#### JOB 1:
Output the part of the text on removing implicit duplicates that opens with the words containing "Here I check" and closes with "is about shows).".

——

Here I check the 'type' column for implicit duplicates. To do so I:
* Retrieve the intended dataframe column 
* Apply a sorting method to it
* For the sorted column, call the method that will return all unique column values

In [15]:
df['type'].sort_values().unique()

array(['MOVIE', 'SHOW', 'movies', 'shows', 'the movie', 'tv', 'tv series',
       'tv show', 'tv shows'], dtype=object)

Looking through the list, I find implicit duplicates of `'show'` (`'movie'` duplicates are ignored since the assumption is about shows).

I find the following implicit duplicates:
* `'shows'`
* `'SHOW'`
* `'tv show'`
* `'tv shows'`
* `'tv series'`
* `'tv'`

To get rid of them, I declare the function `replace_wrong_show()` with two parameters: 
* `wrong_shows_list=` — the list of duplicates
* `correct_show=` — the string with the correct value

The function corrects the names in the `'type'` column from the `df` table.

In [16]:
def replace_wrong_show(wrong_shows_list, correct_show):
    df['type'] = df['type'].replace(wrong_shows_list, correct_show)

I call `replace_wrong_show()` and pass it arguments so that it clears implicit duplicates and replaces them with `show`:

In [17]:
wrong_shows_list = ['shows', 'SHOW', 'tv show', 'tv shows', 'tv series', 'tv']
correct_show = 'show'
replace_wrong_show(wrong_shows_list, correct_show)

I make sure the duplicate names are removed. 

In [18]:
df['type'].unique()

array(['MOVIE', 'the movie', 'show', 'movies'], dtype=object)

### Conclusions <a id='data_preprocessing_conclusions'></a>
I detected three issues with the data:

- Incorrect header styles
- Missing values
- Duplicate rows and implicit duplicates

The headers have been cleaned up to make processing the table simpler.

All rows with missing values have been removed. 

The absence of duplicates will make the results more precise and easier to understand.

Now I can move on to my analysis of the prepared data.

## Stage 3. Data analysis <a id='hypotheses'></a>

Based on the previous project stages, I can now define how the assumption will be checked. I will calculate the average amount of votes for each score (this data is available in the `imdb_score` and `imdb_votes` columns), and then check how these averages relate to each other. If the averages for shows with the highest scores are bigger than those for shows with lower scores, the assumption appears to be true.

——

#### JOB 2:
Update the records in the part that opens with the line containing "Enumerate the UI" and closes with "41, 214, 47]", changing every "interactable" to "clickable" and leaving everything else as is. Return only those lines.

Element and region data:
——

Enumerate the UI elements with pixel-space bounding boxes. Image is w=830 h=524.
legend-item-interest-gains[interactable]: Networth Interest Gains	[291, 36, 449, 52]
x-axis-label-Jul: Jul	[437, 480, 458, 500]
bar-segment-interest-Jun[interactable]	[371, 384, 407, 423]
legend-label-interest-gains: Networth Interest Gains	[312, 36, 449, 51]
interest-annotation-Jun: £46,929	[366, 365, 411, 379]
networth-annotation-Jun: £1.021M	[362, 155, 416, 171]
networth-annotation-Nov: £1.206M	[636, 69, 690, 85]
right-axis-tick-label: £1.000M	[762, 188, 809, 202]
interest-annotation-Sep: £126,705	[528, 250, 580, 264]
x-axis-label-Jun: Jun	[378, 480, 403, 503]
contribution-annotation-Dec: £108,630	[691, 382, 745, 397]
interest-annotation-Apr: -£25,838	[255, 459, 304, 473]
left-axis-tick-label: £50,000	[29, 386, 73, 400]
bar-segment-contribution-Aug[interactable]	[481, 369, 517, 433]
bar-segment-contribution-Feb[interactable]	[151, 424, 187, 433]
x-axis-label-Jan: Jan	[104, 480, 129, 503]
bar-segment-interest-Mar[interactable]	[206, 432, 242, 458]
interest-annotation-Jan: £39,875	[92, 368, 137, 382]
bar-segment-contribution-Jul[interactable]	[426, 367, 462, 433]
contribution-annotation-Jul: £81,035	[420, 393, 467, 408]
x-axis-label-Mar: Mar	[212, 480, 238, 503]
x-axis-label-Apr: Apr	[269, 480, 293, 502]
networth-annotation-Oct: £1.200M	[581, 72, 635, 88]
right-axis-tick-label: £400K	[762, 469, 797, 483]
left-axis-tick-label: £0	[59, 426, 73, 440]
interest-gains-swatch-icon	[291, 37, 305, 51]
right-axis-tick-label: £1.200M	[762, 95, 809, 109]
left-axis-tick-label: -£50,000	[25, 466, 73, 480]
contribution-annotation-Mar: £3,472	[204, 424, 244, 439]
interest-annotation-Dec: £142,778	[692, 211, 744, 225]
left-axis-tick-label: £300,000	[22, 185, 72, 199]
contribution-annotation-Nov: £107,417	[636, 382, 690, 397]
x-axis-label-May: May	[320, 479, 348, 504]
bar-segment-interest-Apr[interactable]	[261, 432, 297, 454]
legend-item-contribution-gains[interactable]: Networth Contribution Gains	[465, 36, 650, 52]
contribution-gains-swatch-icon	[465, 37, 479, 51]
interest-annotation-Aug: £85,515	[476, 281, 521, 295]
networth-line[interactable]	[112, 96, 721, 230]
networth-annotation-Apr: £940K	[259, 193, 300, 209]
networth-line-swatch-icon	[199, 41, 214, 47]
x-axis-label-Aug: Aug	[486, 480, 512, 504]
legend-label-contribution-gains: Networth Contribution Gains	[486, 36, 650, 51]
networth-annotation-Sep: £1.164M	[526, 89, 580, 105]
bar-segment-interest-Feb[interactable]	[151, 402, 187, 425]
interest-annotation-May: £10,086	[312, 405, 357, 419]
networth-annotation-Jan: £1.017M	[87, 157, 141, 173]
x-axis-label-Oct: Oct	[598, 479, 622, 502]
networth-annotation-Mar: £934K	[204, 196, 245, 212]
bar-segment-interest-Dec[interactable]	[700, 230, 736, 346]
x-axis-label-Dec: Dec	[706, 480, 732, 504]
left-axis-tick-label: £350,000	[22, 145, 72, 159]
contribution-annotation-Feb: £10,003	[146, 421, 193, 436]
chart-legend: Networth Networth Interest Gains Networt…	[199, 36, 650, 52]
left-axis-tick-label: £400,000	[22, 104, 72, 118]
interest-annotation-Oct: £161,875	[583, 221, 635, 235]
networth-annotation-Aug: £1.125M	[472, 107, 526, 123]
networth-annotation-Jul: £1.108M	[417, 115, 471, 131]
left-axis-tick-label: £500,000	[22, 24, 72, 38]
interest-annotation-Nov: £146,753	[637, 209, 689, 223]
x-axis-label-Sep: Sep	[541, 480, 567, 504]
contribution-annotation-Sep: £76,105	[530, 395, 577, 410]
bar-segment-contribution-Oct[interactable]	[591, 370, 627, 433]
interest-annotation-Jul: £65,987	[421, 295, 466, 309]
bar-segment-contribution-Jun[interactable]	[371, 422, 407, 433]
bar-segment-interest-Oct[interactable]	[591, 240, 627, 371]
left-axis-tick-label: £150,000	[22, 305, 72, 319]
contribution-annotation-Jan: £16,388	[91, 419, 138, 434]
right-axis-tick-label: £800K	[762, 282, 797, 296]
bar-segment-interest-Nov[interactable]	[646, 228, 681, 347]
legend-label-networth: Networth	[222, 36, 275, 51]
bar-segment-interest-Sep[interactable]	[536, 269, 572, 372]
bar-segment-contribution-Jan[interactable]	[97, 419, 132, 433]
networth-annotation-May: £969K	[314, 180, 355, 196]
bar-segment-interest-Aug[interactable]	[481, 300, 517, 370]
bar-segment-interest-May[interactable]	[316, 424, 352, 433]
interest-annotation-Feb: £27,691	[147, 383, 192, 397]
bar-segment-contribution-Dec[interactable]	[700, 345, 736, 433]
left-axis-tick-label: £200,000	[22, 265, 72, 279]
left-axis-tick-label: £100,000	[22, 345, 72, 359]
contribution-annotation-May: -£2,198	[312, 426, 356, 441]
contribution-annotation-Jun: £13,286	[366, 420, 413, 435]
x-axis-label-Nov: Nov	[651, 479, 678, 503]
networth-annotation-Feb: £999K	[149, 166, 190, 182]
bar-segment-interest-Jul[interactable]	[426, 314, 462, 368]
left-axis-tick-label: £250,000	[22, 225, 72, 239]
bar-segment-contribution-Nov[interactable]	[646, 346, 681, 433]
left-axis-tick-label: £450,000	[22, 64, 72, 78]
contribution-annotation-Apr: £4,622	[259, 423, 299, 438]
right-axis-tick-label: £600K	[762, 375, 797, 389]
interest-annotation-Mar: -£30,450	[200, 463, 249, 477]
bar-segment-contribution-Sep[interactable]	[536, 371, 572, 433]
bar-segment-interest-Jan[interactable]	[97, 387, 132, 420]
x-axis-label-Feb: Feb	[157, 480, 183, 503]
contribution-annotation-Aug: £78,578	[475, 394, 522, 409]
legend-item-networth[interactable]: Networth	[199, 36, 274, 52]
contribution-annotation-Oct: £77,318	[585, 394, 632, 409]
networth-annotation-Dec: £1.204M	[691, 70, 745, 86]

——

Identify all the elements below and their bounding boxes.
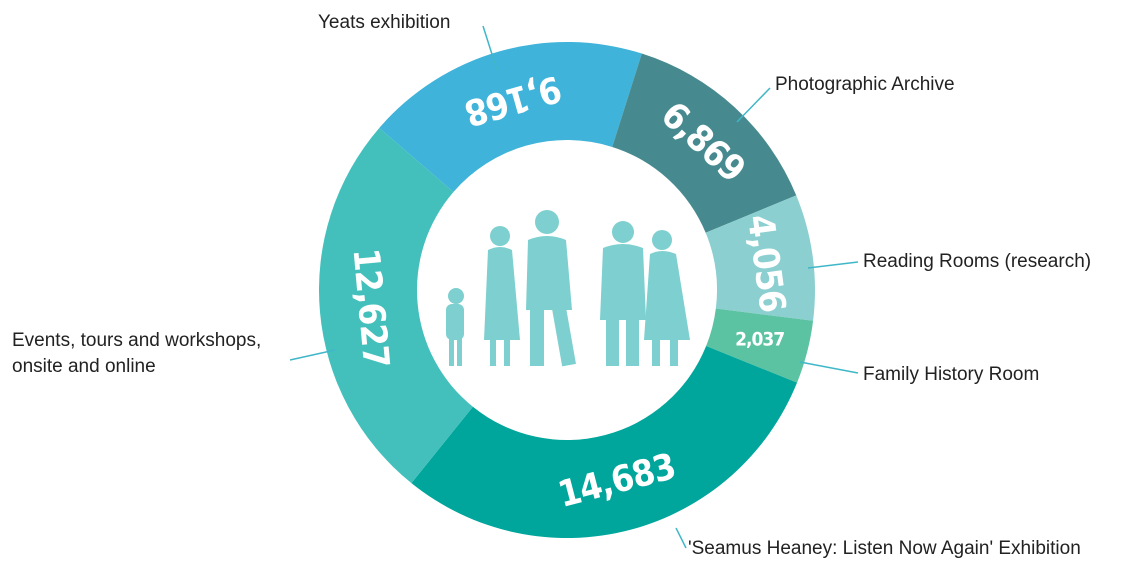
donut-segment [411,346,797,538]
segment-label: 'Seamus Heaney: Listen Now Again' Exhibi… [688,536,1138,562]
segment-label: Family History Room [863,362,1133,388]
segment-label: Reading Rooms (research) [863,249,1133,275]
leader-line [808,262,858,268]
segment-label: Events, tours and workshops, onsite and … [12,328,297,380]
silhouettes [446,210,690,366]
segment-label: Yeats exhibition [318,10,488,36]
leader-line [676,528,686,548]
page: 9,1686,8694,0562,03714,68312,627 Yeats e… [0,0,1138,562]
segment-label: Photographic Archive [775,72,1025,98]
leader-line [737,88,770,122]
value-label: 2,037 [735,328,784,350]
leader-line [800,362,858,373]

——

#### ANSWER 1:
Here I check the 'type' column for implicit duplicates. To do so I:
* Retrieve the intended dataframe column 
* Apply a sorting method to it
* For the sorted column, call the method that will return all unique column values

In [15]:
df['type'].sort_values().unique()

array(['MOVIE', 'SHOW', 'movies', 'shows', 'the movie', 'tv', 'tv series',
       'tv show', 'tv shows'], dtype=object)

Looking through the list, I find implicit duplicates of `'show'` (`'movie'` duplicates are ignored since the assumption is about shows).

#### ANSWER 2:
Enumerate the UI elements with pixel-space bounding boxes. Image is w=830 h=524.
legend-item-interest-gains[clickable]: Networth Interest Gains	[291, 36, 449, 52]
x-axis-label-Jul: Jul	[437, 480, 458, 500]
bar-segment-interest-Jun[clickable]	[371, 384, 407, 423]
legend-label-interest-gains: Networth Interest Gains	[312, 36, 449, 51]
interest-annotation-Jun: £46,929	[366, 365, 411, 379]
networth-annotation-Jun: £1.021M	[362, 155, 416, 171]
networth-annotation-Nov: £1.206M	[636, 69, 690, 85]
right-axis-tick-label: £1.000M	[762, 188, 809, 202]
interest-annotation-Sep: £126,705	[528, 250, 580, 264]
x-axis-label-Jun: Jun	[378, 480, 403, 503]
contribution-annotation-Dec: £108,630	[691, 382, 745, 397]
interest-annotation-Apr: -£25,838	[255, 459, 304, 473]
left-axis-tick-label: £50,000	[29, 386, 73, 400]
bar-segment-contribution-Aug[clickable]	[481, 369, 517, 433]
bar-segment-contribution-Feb[clickable]	[151, 424, 187, 433]
x-axis-label-Jan: Jan	[104, 480, 129, 503]
bar-segment-interest-Mar[clickable]	[206, 432, 242, 458]
interest-annotation-Jan: £39,875	[92, 368, 137, 382]
bar-segment-contribution-Jul[clickable]	[426, 367, 462, 433]
contribution-annotation-Jul: £81,035	[420, 393, 467, 408]
x-axis-label-Mar: Mar	[212, 480, 238, 503]
x-axis-label-Apr: Apr	[269, 480, 293, 502]
networth-annotation-Oct: £1.200M	[581, 72, 635, 88]
right-axis-tick-label: £400K	[762, 469, 797, 483]
left-axis-tick-label: £0	[59, 426, 73, 440]
interest-gains-swatch-icon	[291, 37, 305, 51]
right-axis-tick-label: £1.200M	[762, 95, 809, 109]
left-axis-tick-label: -£50,000	[25, 466, 73, 480]
contribution-annotation-Mar: £3,472	[204, 424, 244, 439]
interest-annotation-Dec: £142,778	[692, 211, 744, 225]
left-axis-tick-label: £300,000	[22, 185, 72, 199]
contribution-annotation-Nov: £107,417	[636, 382, 690, 397]
x-axis-label-May: May	[320, 479, 348, 504]
bar-segment-interest-Apr[clickable]	[261, 432, 297, 454]
legend-item-contribution-gains[clickable]: Networth Contribution Gains	[465, 36, 650, 52]
contribution-gains-swatch-icon	[465, 37, 479, 51]
interest-annotation-Aug: £85,515	[476, 281, 521, 295]
networth-line[clickable]	[112, 96, 721, 230]
networth-annotation-Apr: £940K	[259, 193, 300, 209]
networth-line-swatch-icon	[199, 41, 214, 47]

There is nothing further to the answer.